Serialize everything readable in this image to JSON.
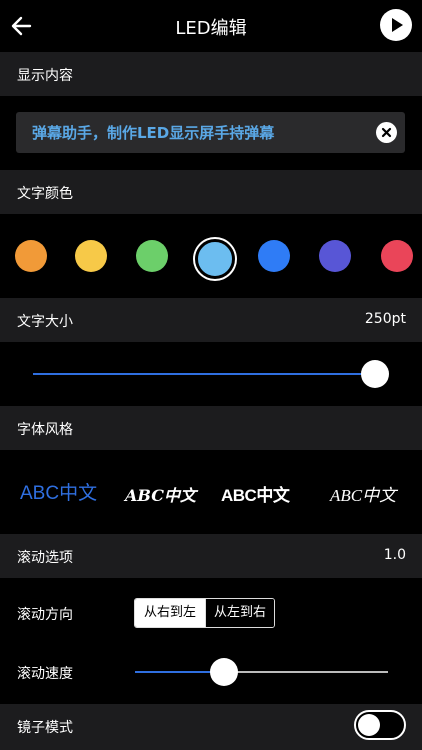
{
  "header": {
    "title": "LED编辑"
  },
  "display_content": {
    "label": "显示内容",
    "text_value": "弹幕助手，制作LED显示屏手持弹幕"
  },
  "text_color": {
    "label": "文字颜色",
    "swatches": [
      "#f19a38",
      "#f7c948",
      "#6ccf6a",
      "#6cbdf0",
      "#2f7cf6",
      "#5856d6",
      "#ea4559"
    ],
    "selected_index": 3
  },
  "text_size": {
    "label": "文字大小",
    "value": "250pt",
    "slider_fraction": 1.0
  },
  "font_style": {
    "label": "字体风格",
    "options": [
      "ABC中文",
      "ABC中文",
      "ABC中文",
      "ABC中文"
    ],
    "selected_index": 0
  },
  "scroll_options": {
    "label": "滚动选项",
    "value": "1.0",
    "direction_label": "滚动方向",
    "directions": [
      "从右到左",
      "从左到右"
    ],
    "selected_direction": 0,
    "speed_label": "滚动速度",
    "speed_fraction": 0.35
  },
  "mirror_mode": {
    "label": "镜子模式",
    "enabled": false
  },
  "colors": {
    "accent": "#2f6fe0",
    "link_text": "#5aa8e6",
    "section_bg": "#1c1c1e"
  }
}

..............................

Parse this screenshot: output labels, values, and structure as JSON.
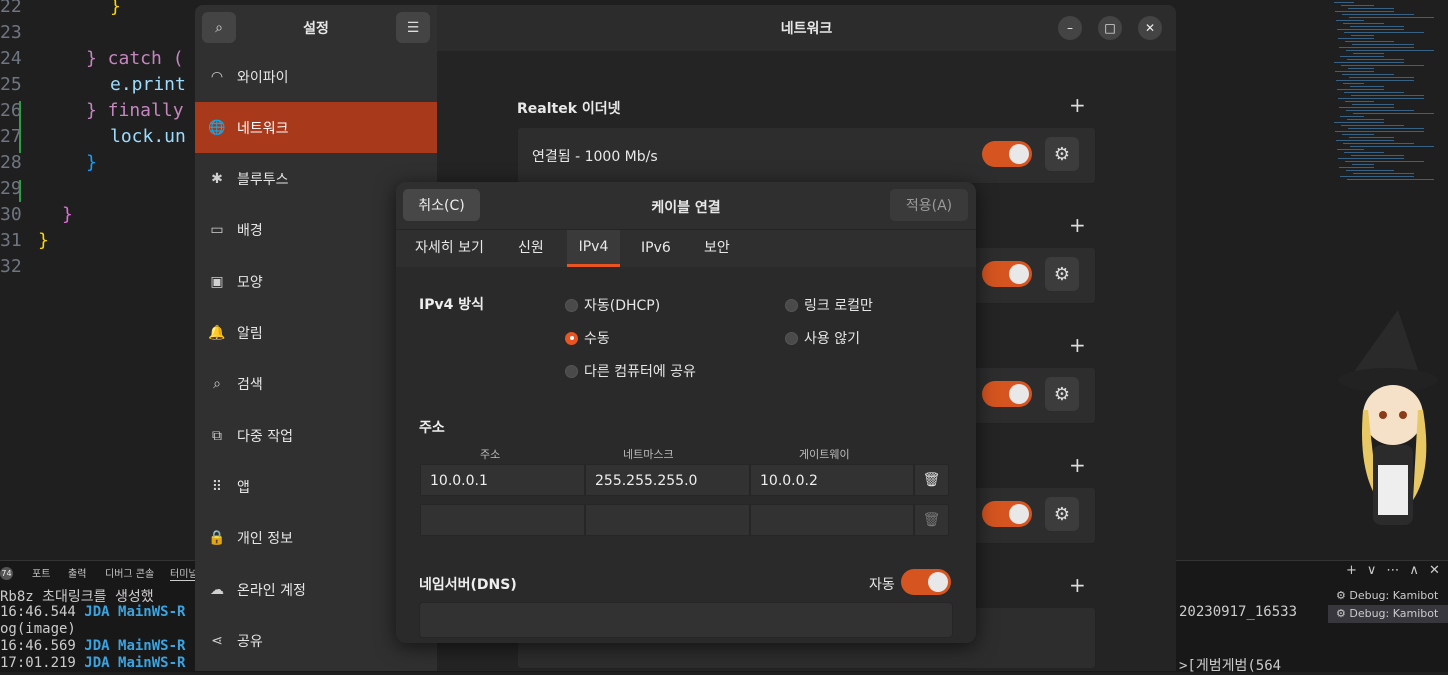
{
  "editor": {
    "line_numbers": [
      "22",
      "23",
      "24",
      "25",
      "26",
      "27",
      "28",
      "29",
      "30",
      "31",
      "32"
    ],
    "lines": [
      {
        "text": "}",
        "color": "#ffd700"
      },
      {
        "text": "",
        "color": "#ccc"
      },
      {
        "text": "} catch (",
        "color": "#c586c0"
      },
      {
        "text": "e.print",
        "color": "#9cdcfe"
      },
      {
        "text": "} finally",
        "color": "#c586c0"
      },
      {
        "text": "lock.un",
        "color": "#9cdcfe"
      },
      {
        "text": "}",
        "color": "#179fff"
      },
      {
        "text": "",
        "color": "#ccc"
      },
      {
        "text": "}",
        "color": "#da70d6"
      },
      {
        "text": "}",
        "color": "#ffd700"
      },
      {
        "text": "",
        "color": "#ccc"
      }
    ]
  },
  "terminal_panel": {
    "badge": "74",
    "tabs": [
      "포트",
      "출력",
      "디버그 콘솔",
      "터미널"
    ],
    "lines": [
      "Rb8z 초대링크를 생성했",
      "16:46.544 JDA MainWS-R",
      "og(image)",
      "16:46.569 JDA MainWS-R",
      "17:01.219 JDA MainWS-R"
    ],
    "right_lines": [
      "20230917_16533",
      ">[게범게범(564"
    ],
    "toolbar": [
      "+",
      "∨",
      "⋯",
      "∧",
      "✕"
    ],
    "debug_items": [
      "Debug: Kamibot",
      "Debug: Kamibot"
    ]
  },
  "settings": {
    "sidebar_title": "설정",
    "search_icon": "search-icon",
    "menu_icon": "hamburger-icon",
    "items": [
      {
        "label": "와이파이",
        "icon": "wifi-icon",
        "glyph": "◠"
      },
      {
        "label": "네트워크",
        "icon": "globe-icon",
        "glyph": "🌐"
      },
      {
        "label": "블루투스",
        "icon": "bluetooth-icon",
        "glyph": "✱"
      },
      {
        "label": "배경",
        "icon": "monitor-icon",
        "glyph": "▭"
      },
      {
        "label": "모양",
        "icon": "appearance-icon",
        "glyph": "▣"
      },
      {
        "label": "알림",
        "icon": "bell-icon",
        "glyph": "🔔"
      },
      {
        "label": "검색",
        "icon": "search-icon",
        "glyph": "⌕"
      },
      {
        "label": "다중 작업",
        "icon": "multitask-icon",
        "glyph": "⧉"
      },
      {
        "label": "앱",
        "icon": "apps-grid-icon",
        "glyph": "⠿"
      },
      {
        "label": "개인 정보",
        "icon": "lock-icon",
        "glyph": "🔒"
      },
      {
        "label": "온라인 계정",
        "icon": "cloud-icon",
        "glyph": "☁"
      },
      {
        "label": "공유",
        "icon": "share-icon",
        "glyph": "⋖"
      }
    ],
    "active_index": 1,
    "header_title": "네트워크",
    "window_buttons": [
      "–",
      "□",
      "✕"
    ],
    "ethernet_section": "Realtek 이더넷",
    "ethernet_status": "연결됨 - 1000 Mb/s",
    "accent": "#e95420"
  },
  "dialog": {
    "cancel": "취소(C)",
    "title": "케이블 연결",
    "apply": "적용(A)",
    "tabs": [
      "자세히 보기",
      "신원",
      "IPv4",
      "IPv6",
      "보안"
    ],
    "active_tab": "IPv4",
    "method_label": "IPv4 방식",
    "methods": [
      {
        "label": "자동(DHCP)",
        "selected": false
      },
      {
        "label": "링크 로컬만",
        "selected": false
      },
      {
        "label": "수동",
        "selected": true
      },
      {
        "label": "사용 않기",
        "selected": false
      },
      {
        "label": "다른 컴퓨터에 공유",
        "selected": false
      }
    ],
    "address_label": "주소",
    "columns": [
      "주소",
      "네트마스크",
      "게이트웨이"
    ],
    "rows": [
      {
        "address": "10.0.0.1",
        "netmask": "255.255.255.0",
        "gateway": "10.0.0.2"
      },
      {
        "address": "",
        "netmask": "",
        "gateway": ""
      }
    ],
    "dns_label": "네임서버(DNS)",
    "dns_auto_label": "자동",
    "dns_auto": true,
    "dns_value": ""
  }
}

..............................

■ Exercise instructions ■
Identify every line above with the string "search" in it. Copy those lines.

■ Task output ■
    "search_icon": "search-icon",
        "icon": "search-icon",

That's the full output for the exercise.